§ **Structured figure records**
▬▬▬▬▬▬▬▬▬▬

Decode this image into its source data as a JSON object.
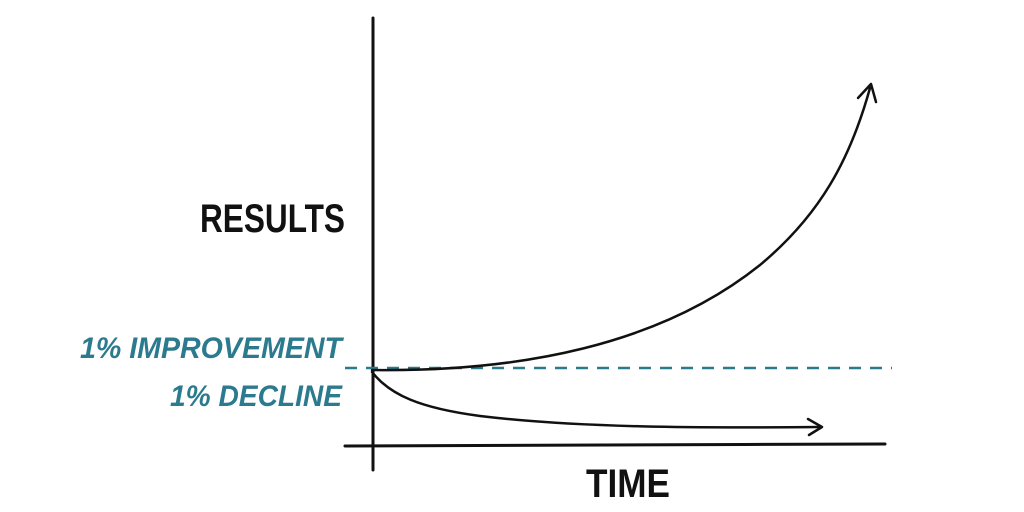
{
  "y_axis_label": "RESULTS",
  "x_axis_label": "TIME",
  "curves": [
    {
      "label": "1% IMPROVEMENT"
    },
    {
      "label": "1% DECLINE"
    }
  ]
}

▬▬▬▬▬▬▬▬▬▬

Your copy should match the records word for word, with the pictures removed.

Decode this image into its source data as a JSON object.
{
  "y_axis_label": "RESULTS",
  "x_axis_label": "TIME",
  "curves": [
    {
      "label": "1% IMPROVEMENT"
    },
    {
      "label": "1% DECLINE"
    }
  ]
}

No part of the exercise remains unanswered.